#### Problem to work on:
Each line that includes the word "列式计算即可" counts once; give the total and nothing more.
----------------------------------------
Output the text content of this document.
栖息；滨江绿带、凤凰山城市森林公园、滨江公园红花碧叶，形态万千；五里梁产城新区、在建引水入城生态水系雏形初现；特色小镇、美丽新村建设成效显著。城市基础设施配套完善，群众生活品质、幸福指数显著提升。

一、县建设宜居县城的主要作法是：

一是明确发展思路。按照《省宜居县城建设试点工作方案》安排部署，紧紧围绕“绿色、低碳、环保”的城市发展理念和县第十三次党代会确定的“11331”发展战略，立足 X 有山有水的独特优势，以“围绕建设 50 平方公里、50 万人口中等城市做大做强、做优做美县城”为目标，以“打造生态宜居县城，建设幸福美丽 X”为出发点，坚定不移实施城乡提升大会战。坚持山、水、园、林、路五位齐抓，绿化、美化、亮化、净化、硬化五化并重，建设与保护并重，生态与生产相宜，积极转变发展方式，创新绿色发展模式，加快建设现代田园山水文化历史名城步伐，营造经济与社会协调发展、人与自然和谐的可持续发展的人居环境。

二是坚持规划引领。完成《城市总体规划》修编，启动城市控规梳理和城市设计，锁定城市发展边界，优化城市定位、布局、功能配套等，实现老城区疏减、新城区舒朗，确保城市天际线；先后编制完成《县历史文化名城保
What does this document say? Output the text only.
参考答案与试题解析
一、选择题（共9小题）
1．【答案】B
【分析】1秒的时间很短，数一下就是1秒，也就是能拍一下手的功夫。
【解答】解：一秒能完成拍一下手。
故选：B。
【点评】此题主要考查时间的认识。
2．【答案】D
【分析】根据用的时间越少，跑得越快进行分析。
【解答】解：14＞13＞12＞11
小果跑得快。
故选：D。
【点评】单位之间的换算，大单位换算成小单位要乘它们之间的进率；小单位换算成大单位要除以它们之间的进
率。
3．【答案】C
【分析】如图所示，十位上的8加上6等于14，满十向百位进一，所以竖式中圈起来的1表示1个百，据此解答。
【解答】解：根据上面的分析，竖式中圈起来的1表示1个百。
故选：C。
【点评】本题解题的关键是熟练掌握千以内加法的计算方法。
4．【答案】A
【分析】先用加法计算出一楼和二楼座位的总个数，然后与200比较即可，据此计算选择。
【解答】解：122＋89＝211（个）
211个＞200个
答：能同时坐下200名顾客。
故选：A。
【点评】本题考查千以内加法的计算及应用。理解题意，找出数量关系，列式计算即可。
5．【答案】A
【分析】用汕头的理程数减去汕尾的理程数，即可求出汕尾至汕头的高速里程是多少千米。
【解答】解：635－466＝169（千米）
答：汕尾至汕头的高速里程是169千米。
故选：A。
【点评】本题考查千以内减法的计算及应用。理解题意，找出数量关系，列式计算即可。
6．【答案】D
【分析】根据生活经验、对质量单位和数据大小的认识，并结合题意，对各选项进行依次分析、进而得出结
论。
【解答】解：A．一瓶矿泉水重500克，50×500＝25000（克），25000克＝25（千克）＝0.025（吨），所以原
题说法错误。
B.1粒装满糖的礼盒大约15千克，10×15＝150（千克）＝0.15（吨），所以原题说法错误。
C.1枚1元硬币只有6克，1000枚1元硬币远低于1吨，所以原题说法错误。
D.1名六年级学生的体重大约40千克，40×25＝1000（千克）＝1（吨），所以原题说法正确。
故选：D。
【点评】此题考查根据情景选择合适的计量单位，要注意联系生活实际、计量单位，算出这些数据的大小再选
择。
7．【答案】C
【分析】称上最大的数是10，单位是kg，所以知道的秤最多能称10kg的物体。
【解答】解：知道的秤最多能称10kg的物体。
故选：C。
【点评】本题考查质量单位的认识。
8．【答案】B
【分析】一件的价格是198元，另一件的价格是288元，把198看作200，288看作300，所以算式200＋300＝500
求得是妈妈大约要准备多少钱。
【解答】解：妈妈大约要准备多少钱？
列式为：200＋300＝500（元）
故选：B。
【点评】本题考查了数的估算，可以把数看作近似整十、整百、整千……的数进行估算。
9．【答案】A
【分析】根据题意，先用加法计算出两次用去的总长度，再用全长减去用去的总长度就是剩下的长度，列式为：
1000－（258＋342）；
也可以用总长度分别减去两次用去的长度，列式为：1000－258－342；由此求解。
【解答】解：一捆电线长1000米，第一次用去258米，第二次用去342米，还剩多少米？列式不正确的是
----------------------------------------
#### Expected answer:
2